Given problem: Repeat the entries below exactly as they appear, with no pictures.
....
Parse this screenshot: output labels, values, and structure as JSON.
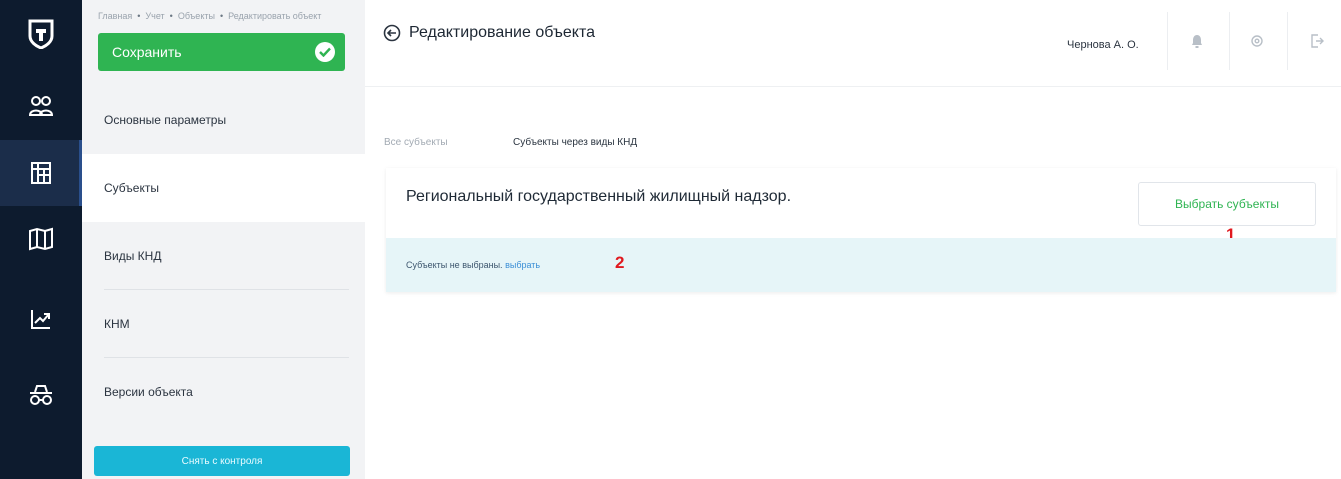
{
  "breadcrumb": [
    "Главная",
    "Учет",
    "Объекты",
    "Редактировать объект"
  ],
  "save_button": {
    "label": "Сохранить"
  },
  "page_title": "Редактирование объекта",
  "user": {
    "name": "Чернова А. О."
  },
  "rail": {
    "icons": [
      "logo-shield-icon",
      "users-icon",
      "building-icon",
      "map-icon",
      "chart-trend-icon",
      "inspector-icon"
    ],
    "active_index": 2
  },
  "menu": {
    "items": [
      "Основные параметры",
      "Субъекты",
      "Виды КНД",
      "КНМ",
      "Версии объекта"
    ],
    "active_index": 1
  },
  "remove_button": {
    "label": "Снять с контроля"
  },
  "tabs": [
    {
      "label": "Все субъекты",
      "active": false
    },
    {
      "label": "Субъекты через виды КНД",
      "active": true
    }
  ],
  "card": {
    "title": "Региональный государственный жилищный надзор.",
    "select_button": "Выбрать субъекты",
    "annotation_1": "1",
    "notice_text": "Субъекты не выбраны.",
    "notice_link": "выбрать",
    "annotation_2": "2"
  },
  "colors": {
    "rail_bg": "#0d1b2e",
    "save_green": "#2fb452",
    "remove_cyan": "#1ab6d6",
    "tab_underline": "#3f6fd4",
    "notice_bg": "#e6f5f8",
    "annotation_red": "#e0191f"
  },
  "header_icons": [
    "bell-icon",
    "settings-icon",
    "logout-icon"
  ]
}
....
Answer for the task:
Parse this screenshot: output labels, values, and structure as JSON.
{
  "breadcrumb": [
    "Главная",
    "Учет",
    "Объекты",
    "Редактировать объект"
  ],
  "save_button": {
    "label": "Сохранить"
  },
  "page_title": "Редактирование объекта",
  "user": {
    "name": "Чернова А. О."
  },
  "rail": {
    "icons": [
      "logo-shield-icon",
      "users-icon",
      "building-icon",
      "map-icon",
      "chart-trend-icon",
      "inspector-icon"
    ],
    "active_index": 2
  },
  "menu": {
    "items": [
      "Основные параметры",
      "Субъекты",
      "Виды КНД",
      "КНМ",
      "Версии объекта"
    ],
    "active_index": 1
  },
  "remove_button": {
    "label": "Снять с контроля"
  },
  "tabs": [
    {
      "label": "Все субъекты",
      "active": false
    },
    {
      "label": "Субъекты через виды КНД",
      "active": true
    }
  ],
  "card": {
    "title": "Региональный государственный жилищный надзор.",
    "select_button": "Выбрать субъекты",
    "annotation_1": "1",
    "notice_text": "Субъекты не выбраны.",
    "notice_link": "выбрать",
    "annotation_2": "2"
  },
  "colors": {
    "rail_bg": "#0d1b2e",
    "save_green": "#2fb452",
    "remove_cyan": "#1ab6d6",
    "tab_underline": "#3f6fd4",
    "notice_bg": "#e6f5f8",
    "annotation_red": "#e0191f"
  },
  "header_icons": [
    "bell-icon",
    "settings-icon",
    "logout-icon"
  ]
}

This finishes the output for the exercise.